### EXCERPT TO READ
+++
Experts have revealed details of the "remarkable" sex life of lichens in a new travelling exhibition.
Lichens reproduce in different ways to keep colonies thriving
The study explains how lichens either "blast" out algae and fungi to form new colonies or form surface "pegs" which are broken off and spread by animals.
Scottish Natural Heritage said the fungus provides a home for the alga which in turn provides it with food.
The Secret Life of Lichens can be seen at Chatelrault Country Park, Hamilton, until November, before touring the UK.
It features a giant lichen more than one metre square, complete with the eruptions and growths which are part of the lichen's unusual reproductive methods.
Lichens are among Scotland's least understood native species and are made up of both fungi and algae.
Dr David Genney, SNH's species advisor for lower plants and fungi, said: "Lichens are intriguing because each one is made up of two species.
"Their unusual sex life is just one aspect of a dual existence as part fungi and part algae.
+++
### YOUR TASKS
- a) Answer these questions using the article on lichens:
(i) Where can The Secret Life of Lichens be seen until November?
(ii) How large is the giant lichen featured in the exhibition?
(iii) What position does Dr David Genney hold at SNH?
- b) Translate this sentence from the lichen article into Spanish: "Scottish Natural Heritage said the fungus provides a home for the alga which in turn provides it with food."
- c) Pick up the article on lichens after its last sentence and carry it on.
The material has nothing to do with the article on lichens.

[Document understanding data]
+++
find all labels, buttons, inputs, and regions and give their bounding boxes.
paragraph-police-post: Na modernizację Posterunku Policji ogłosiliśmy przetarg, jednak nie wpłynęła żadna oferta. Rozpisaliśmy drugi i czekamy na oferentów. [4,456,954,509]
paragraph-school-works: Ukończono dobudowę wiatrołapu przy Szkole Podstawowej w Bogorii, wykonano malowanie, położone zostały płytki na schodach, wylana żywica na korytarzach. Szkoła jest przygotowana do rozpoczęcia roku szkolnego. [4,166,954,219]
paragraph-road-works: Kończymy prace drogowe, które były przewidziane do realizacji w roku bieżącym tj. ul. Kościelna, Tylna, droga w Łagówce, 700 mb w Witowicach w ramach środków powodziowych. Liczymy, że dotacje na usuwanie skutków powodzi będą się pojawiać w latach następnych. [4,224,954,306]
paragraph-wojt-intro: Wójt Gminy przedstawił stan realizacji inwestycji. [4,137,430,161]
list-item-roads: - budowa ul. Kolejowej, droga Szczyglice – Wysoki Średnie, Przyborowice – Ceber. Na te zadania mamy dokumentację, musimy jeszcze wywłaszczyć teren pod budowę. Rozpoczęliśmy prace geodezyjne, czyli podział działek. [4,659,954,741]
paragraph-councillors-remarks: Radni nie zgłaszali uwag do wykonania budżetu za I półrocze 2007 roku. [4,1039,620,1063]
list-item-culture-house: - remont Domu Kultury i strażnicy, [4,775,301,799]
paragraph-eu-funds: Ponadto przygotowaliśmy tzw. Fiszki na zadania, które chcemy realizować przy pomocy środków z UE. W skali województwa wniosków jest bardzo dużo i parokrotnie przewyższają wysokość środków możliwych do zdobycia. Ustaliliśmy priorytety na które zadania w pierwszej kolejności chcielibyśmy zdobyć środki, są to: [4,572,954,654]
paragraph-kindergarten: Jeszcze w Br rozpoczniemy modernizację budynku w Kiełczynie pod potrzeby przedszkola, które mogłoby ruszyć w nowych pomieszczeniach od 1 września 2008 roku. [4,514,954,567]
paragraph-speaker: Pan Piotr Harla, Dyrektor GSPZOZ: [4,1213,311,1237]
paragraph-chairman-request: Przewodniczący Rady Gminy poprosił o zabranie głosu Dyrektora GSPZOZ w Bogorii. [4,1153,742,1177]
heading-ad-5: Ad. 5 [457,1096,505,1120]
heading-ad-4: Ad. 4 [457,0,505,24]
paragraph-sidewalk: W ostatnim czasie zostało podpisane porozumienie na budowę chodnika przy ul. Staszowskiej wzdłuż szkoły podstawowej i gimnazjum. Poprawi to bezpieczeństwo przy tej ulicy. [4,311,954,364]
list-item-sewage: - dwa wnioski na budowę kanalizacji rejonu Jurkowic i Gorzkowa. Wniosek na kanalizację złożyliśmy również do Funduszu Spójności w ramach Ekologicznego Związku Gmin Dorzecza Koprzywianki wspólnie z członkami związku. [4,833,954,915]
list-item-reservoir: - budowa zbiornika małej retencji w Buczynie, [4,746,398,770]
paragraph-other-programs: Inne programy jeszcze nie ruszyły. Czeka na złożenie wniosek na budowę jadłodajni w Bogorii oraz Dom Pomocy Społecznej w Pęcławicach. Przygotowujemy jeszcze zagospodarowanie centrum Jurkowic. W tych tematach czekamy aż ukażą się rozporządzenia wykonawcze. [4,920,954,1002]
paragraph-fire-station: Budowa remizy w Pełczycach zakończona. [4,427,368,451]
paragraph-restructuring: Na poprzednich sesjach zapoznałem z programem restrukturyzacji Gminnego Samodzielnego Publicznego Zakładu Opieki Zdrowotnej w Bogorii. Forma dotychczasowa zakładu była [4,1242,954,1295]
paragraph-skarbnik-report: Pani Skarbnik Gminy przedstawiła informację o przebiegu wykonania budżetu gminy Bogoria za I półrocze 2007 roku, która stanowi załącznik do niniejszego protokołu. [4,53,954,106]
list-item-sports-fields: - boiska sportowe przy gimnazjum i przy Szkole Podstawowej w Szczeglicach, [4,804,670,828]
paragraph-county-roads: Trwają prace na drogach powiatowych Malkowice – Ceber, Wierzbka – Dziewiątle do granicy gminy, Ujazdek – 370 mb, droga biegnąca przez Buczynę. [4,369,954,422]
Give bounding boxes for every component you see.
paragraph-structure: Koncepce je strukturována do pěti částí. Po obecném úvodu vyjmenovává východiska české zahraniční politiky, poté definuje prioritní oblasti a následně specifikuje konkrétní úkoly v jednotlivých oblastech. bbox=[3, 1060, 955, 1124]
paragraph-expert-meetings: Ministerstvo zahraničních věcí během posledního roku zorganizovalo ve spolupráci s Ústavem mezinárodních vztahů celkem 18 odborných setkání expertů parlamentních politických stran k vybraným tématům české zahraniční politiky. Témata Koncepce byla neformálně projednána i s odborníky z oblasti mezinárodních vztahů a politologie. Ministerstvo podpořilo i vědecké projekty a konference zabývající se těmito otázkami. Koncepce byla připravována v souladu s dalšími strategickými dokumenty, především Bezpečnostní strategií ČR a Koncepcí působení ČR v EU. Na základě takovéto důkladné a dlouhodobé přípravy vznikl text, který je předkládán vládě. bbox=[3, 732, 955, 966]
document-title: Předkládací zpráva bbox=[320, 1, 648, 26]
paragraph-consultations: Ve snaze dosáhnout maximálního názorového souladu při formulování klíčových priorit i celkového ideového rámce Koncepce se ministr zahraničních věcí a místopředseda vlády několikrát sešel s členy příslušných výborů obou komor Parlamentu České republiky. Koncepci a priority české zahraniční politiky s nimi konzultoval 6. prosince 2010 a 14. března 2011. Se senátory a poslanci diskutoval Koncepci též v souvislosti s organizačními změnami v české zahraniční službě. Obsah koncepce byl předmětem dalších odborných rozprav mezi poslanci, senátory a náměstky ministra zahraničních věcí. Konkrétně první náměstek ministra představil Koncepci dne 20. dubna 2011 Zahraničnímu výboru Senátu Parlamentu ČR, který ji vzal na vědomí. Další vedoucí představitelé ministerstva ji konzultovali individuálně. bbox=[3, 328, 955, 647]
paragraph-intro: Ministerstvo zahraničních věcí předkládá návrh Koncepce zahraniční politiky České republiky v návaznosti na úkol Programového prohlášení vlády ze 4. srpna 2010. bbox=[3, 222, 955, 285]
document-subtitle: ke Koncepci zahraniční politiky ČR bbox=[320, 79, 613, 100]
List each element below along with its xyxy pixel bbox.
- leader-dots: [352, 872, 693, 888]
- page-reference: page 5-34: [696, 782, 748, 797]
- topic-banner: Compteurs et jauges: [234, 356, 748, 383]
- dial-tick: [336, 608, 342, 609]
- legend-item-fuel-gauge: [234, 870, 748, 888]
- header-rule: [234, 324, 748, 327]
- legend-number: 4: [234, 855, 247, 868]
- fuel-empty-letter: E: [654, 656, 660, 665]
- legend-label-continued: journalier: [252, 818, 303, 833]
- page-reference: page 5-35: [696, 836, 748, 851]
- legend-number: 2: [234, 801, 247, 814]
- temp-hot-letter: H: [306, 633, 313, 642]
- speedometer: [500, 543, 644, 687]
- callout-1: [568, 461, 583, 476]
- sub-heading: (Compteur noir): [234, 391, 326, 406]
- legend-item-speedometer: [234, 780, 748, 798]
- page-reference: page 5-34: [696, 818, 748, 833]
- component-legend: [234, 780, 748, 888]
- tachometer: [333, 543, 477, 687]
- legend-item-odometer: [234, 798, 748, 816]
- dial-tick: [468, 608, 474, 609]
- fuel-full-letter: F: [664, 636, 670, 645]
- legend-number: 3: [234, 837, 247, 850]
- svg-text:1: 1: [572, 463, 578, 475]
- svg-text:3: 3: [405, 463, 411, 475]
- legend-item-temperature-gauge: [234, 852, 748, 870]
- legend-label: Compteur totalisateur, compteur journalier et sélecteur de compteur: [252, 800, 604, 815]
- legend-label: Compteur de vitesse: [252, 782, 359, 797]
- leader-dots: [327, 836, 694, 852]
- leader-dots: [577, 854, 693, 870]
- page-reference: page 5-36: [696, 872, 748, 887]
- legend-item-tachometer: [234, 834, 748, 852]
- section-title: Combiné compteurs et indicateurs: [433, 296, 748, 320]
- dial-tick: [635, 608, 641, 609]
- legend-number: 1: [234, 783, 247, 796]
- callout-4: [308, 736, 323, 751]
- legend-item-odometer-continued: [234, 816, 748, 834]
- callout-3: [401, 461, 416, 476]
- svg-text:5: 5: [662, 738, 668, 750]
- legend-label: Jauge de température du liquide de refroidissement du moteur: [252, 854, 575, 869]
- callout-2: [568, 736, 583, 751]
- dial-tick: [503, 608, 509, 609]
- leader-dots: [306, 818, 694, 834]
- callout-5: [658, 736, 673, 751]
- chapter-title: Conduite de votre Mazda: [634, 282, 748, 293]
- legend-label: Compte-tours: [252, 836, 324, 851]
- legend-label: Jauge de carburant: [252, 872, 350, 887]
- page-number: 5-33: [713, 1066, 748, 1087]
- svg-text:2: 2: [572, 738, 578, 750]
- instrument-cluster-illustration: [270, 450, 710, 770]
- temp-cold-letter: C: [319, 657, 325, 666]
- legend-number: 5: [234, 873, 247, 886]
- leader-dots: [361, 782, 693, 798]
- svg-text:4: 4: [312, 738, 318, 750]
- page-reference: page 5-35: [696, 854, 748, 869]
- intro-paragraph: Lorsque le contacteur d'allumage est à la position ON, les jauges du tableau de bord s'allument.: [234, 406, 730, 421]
+++
### OUTPUTS BY TASK
- a)
(i) At Chatelrault Country Park, Hamilton.
(ii) More than one metre square.
(iii) Species advisor for lower plants and fungi.

- b) Scottish Natural Heritage afirmó que el hongo proporciona un hogar al alga, que a su vez le proporciona alimento.

- c)
"This exhibition is a great opportunity for people to learn about this little understood part of Scotland's wildlife and some of the work being done to protect our internationally important lichen communities."
Scotland's mild, wet climate means that it supports a wide range of lichens, some of which are unique.
The organisms live on trees and rocks, providing a haven for insects and birds, and research has shown that many species, particularly at the tops of mountains, are sensitive to climate change.
Dr Genney added: "They can live for thousands of years and their presence indicates a healthy environment as they are very sensitive to air quality."
The exhibition has been funded by SNH, South Lanarkshire Council, and the British Lichen Society.